→ **Excerpts from a figure dataset**
☆ ☆ ☆ ☆ ☆

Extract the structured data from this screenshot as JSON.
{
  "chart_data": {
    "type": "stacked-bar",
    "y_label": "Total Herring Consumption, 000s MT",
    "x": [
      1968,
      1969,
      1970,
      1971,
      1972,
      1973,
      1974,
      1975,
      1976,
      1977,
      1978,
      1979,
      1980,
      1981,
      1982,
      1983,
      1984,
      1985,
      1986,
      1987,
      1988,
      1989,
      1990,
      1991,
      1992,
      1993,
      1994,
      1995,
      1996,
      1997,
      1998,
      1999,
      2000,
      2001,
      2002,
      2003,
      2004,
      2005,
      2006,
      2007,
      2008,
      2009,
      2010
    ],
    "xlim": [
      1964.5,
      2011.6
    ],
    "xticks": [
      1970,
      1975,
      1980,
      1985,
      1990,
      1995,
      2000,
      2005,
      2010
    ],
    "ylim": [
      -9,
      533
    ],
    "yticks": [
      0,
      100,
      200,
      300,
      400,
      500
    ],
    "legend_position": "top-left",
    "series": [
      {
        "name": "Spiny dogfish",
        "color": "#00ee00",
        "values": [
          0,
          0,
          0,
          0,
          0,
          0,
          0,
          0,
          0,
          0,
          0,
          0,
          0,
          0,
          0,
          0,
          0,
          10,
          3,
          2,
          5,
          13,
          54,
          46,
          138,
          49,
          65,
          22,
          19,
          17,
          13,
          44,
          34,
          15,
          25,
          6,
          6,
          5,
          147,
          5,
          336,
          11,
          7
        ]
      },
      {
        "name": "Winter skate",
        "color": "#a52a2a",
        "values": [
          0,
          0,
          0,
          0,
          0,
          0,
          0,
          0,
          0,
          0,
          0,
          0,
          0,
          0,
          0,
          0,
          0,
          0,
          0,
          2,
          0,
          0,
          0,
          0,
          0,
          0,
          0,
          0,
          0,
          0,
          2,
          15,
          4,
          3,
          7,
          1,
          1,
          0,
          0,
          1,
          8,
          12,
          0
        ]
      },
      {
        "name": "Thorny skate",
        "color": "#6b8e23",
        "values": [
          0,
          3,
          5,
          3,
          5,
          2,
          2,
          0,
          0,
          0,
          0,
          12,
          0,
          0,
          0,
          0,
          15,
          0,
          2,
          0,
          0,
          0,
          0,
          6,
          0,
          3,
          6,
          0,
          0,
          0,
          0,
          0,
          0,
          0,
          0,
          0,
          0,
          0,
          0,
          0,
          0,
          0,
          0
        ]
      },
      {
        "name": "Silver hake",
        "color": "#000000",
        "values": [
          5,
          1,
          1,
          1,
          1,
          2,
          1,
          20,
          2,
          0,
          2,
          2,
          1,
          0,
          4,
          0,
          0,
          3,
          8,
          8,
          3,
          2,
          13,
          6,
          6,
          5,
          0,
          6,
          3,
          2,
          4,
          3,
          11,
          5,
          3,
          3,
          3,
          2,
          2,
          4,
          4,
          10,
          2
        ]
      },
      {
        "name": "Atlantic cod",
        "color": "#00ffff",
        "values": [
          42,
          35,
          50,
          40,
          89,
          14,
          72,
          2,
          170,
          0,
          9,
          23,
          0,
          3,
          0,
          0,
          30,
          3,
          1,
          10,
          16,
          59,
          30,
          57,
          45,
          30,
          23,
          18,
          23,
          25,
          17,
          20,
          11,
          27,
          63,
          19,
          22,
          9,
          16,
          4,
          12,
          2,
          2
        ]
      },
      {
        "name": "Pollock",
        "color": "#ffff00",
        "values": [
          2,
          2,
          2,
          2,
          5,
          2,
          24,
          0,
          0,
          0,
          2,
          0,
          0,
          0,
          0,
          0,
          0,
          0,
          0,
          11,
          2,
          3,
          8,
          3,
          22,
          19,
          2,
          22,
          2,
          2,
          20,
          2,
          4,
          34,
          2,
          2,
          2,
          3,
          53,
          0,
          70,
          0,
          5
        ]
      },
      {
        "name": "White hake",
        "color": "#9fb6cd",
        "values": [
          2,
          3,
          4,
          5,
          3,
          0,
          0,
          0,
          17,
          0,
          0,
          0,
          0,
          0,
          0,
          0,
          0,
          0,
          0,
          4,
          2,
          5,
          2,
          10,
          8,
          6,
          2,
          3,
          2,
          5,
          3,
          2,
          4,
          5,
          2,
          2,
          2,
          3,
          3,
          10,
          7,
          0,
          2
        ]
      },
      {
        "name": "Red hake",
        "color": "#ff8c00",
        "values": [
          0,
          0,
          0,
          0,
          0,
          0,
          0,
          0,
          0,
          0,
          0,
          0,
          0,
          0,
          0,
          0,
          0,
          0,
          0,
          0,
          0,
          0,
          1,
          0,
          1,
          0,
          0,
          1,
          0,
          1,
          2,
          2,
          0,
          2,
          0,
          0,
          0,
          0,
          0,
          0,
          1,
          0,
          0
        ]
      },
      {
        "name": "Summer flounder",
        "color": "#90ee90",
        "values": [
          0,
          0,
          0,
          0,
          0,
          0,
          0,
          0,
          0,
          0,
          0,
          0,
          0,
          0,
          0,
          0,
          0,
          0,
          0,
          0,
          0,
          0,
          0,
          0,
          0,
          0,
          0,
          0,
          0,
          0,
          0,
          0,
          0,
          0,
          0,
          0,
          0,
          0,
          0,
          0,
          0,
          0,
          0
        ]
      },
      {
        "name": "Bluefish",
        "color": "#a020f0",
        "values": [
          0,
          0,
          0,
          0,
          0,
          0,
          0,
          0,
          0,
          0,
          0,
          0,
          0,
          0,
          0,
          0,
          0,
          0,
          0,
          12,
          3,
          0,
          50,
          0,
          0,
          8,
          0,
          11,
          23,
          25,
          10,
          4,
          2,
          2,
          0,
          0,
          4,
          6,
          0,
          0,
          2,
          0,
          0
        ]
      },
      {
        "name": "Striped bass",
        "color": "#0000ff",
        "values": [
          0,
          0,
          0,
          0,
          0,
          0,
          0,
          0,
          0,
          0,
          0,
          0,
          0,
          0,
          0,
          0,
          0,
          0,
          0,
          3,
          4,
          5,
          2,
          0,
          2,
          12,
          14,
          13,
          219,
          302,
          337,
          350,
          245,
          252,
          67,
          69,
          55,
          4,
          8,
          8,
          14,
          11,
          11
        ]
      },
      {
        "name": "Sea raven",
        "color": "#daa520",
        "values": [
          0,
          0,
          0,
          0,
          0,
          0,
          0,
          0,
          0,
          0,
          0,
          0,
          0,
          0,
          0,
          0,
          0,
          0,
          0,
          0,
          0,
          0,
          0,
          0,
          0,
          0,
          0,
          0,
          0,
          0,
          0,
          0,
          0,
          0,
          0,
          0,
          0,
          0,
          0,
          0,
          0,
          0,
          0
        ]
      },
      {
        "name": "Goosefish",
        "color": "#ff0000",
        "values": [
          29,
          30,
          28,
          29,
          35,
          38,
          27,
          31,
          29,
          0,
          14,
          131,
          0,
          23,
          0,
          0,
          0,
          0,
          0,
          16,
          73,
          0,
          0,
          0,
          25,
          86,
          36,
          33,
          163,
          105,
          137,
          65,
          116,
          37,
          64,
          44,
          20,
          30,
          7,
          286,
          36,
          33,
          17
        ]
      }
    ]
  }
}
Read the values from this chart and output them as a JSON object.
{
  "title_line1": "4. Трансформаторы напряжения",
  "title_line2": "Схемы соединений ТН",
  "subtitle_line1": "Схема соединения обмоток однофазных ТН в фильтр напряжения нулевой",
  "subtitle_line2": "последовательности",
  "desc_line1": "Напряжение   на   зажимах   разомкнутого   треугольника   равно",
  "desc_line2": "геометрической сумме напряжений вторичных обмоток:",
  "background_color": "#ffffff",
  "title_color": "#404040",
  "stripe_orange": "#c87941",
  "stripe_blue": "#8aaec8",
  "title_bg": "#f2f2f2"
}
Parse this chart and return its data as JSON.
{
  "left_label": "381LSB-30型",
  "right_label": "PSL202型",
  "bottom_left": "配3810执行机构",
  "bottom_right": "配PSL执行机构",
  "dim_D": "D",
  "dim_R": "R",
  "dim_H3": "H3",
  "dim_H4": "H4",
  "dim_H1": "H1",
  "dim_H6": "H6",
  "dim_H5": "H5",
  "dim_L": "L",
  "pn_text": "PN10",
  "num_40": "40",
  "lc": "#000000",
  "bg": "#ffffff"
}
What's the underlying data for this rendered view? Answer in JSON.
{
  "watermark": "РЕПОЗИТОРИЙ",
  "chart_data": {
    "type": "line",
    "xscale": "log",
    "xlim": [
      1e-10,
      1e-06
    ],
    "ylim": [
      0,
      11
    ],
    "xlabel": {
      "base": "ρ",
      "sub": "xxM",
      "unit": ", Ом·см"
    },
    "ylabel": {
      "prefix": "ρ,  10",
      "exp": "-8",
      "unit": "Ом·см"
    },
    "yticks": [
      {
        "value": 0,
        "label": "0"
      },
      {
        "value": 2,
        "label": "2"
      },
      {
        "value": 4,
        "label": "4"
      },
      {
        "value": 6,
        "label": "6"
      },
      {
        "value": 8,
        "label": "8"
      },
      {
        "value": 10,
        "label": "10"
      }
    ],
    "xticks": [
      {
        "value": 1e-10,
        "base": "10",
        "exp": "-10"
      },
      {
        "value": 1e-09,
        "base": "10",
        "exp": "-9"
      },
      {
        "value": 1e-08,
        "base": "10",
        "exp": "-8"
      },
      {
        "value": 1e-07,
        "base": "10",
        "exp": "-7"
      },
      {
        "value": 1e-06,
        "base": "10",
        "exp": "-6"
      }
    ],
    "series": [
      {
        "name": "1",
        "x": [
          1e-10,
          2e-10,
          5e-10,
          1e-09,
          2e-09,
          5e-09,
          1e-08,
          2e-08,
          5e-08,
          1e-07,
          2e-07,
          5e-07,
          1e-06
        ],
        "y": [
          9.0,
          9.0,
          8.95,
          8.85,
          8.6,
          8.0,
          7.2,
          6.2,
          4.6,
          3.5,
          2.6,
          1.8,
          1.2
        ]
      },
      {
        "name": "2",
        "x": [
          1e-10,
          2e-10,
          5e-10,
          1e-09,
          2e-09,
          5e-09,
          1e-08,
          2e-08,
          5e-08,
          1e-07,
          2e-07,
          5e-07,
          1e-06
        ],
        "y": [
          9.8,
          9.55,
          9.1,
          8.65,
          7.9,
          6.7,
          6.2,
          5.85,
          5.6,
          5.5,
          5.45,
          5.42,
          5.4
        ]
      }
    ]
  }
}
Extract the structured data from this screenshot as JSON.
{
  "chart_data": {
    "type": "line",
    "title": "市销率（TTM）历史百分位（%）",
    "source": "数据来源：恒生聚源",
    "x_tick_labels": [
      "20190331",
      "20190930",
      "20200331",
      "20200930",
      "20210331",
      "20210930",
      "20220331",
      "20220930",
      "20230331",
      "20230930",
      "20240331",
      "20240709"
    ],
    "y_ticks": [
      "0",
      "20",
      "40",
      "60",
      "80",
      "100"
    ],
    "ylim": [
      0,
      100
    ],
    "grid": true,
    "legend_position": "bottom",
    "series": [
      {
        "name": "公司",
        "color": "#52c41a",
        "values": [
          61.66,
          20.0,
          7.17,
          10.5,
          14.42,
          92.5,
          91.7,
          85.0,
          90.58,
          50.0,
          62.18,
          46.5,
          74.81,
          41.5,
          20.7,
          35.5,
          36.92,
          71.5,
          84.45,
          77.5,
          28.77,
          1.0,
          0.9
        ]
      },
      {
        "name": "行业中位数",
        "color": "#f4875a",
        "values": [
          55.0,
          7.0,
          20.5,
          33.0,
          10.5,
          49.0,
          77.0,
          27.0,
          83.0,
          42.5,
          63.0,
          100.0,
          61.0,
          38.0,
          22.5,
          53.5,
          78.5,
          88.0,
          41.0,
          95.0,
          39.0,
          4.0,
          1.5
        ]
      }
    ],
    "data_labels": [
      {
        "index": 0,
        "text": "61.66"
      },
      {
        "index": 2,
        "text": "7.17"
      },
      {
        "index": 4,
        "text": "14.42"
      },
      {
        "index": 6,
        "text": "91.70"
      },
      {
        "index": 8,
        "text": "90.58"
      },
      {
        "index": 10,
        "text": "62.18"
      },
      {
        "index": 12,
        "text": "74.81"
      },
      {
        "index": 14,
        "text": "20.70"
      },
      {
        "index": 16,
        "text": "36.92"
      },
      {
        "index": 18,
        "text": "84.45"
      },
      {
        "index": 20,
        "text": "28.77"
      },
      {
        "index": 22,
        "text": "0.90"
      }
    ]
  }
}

☆ ☆ ☆ ☆ ☆

→ **Problem requirements**
Only lines with the string "this" belong in your answer; copy each one.

→ **Task answer**
Extract the structured data from this screenshot as JSON.
Read the values from this chart and output them as a JSON object.
Parse this chart and return its data as JSON.
What's the underlying data for this rendered view? Answer in JSON.
Extract the structured data from this screenshot as JSON.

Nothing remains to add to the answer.